Task details: Set down each record exactly as written.

(Extracted records)
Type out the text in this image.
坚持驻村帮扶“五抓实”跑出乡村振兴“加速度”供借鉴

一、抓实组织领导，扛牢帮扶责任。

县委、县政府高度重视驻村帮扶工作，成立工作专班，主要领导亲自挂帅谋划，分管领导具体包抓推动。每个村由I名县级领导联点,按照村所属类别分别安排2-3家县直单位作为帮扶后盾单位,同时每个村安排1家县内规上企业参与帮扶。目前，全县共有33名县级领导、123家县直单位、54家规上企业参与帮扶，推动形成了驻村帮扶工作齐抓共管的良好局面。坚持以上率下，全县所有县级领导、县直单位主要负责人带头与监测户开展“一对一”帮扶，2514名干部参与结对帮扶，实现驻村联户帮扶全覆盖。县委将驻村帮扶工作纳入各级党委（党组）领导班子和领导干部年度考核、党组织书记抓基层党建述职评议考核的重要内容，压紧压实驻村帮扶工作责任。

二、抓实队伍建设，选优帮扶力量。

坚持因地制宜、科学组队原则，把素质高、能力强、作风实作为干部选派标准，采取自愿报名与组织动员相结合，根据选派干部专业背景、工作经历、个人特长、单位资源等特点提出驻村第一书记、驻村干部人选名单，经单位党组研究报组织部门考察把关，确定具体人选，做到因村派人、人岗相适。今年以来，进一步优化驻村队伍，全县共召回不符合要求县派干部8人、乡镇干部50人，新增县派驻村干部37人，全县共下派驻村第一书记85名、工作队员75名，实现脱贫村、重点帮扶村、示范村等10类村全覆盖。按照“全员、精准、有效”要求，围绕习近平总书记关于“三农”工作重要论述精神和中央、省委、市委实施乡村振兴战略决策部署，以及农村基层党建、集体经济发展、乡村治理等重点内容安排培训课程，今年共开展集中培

Output for this exercise:
Type out the text in this image.
坚持驻村帮扶“五抓实”跑出乡村振兴“加速度”供借鉴

一、抓实组织领导，扛牢帮扶责任。

县委、县政府高度重视驻村帮扶工作，成立工作专班，主要领导亲自挂帅谋划，分管领导具体包抓推动。每个村由I名县级领导联点,按照村所属类别分别安排2-3家县直单位作为帮扶后盾单位,同时每个村安排1家县内规上企业参与帮扶。目前，全县共有33名县级领导、123家县直单位、54家规上企业参与帮扶，推动形成了驻村帮扶工作齐抓共管的良好局面。坚持以上率下，全县所有县级领导、县直单位主要负责人带头与监测户开展“一对一”帮扶，2514名干部参与结对帮扶，实现驻村联户帮扶全覆盖。县委将驻村帮扶工作纳入各级党委（党组）领导班子和领导干部年度考核、党组织书记抓基层党建述职评议考核的重要内容，压紧压实驻村帮扶工作责任。

二、抓实队伍建设，选优帮扶力量。

坚持因地制宜、科学组队原则，把素质高、能力强、作风实作为干部选派标准，采取自愿报名与组织动员相结合，根据选派干部专业背景、工作经历、个人特长、单位资源等特点提出驻村第一书记、驻村干部人选名单，经单位党组研究报组织部门考察把关，确定具体人选，做到因村派人、人岗相适。今年以来，进一步优化驻村队伍，全县共召回不符合要求县派干部8人、乡镇干部50人，新增县派驻村干部37人，全县共下派驻村第一书记85名、工作队员75名，实现脱贫村、重点帮扶村、示范村等10类村全覆盖。按照“全员、精准、有效”要求，围绕习近平总书记关于“三农”工作重要论述精神和中央、省委、市委实施乡村振兴战略决策部署，以及农村基层党建、集体经济发展、乡村治理等重点内容安排培训课程，今年共开展集中培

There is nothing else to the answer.